● Given exercise
Write out the listing below without alteration, omitting its pictures.

A block of data:
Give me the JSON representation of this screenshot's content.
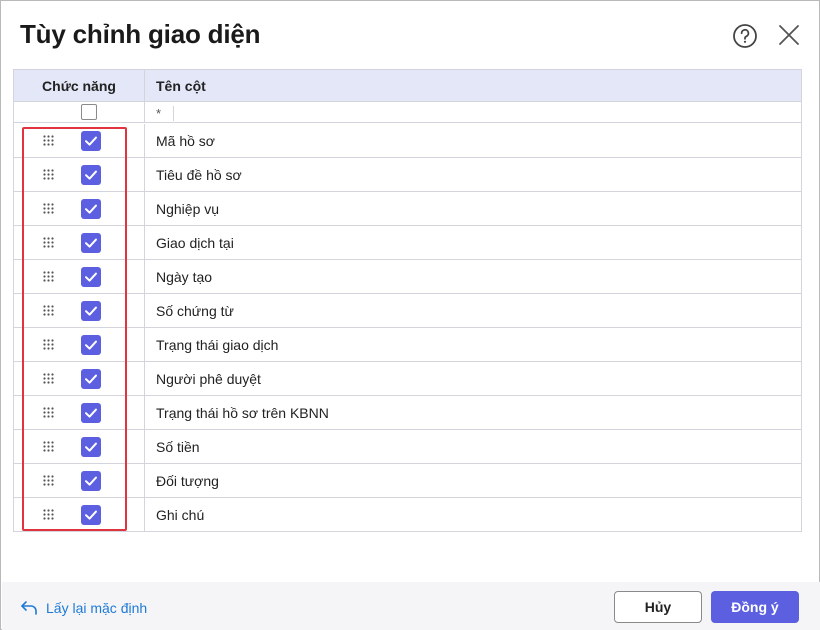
{
  "dialog": {
    "title": "Tùy chỉnh giao diện",
    "help_icon": "help-circle-icon",
    "close_icon": "close-icon"
  },
  "grid": {
    "header": {
      "function": "Chức năng",
      "column_name": "Tên cột"
    },
    "filter": {
      "placeholder": "*",
      "select_all_checked": false
    },
    "rows": [
      {
        "label": "Mã hồ sơ",
        "checked": true
      },
      {
        "label": "Tiêu đề hồ sơ",
        "checked": true
      },
      {
        "label": "Nghiệp vụ",
        "checked": true
      },
      {
        "label": "Giao dịch tại",
        "checked": true
      },
      {
        "label": "Ngày tạo",
        "checked": true
      },
      {
        "label": "Số chứng từ",
        "checked": true
      },
      {
        "label": "Trạng thái giao dịch",
        "checked": true
      },
      {
        "label": "Người phê duyệt",
        "checked": true
      },
      {
        "label": "Trạng thái hồ sơ trên KBNN",
        "checked": true
      },
      {
        "label": "Số tiền",
        "checked": true
      },
      {
        "label": "Đối tượng",
        "checked": true
      },
      {
        "label": "Ghi chú",
        "checked": true
      }
    ]
  },
  "footer": {
    "reset_label": "Lấy lại mặc định",
    "cancel_label": "Hủy",
    "ok_label": "Đồng ý"
  },
  "colors": {
    "accent": "#5b5fe0",
    "header_bg": "#e4e7f8",
    "link": "#1f7ad6",
    "highlight": "#e0343f"
  }
}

● Output of the task
Give me the JSON representation of this screenshot's content.
{
  "dialog": {
    "title": "Tùy chỉnh giao diện",
    "help_icon": "help-circle-icon",
    "close_icon": "close-icon"
  },
  "grid": {
    "header": {
      "function": "Chức năng",
      "column_name": "Tên cột"
    },
    "filter": {
      "placeholder": "*",
      "select_all_checked": false
    },
    "rows": [
      {
        "label": "Mã hồ sơ",
        "checked": true
      },
      {
        "label": "Tiêu đề hồ sơ",
        "checked": true
      },
      {
        "label": "Nghiệp vụ",
        "checked": true
      },
      {
        "label": "Giao dịch tại",
        "checked": true
      },
      {
        "label": "Ngày tạo",
        "checked": true
      },
      {
        "label": "Số chứng từ",
        "checked": true
      },
      {
        "label": "Trạng thái giao dịch",
        "checked": true
      },
      {
        "label": "Người phê duyệt",
        "checked": true
      },
      {
        "label": "Trạng thái hồ sơ trên KBNN",
        "checked": true
      },
      {
        "label": "Số tiền",
        "checked": true
      },
      {
        "label": "Đối tượng",
        "checked": true
      },
      {
        "label": "Ghi chú",
        "checked": true
      }
    ]
  },
  "footer": {
    "reset_label": "Lấy lại mặc định",
    "cancel_label": "Hủy",
    "ok_label": "Đồng ý"
  },
  "colors": {
    "accent": "#5b5fe0",
    "header_bg": "#e4e7f8",
    "link": "#1f7ad6",
    "highlight": "#e0343f"
  }
}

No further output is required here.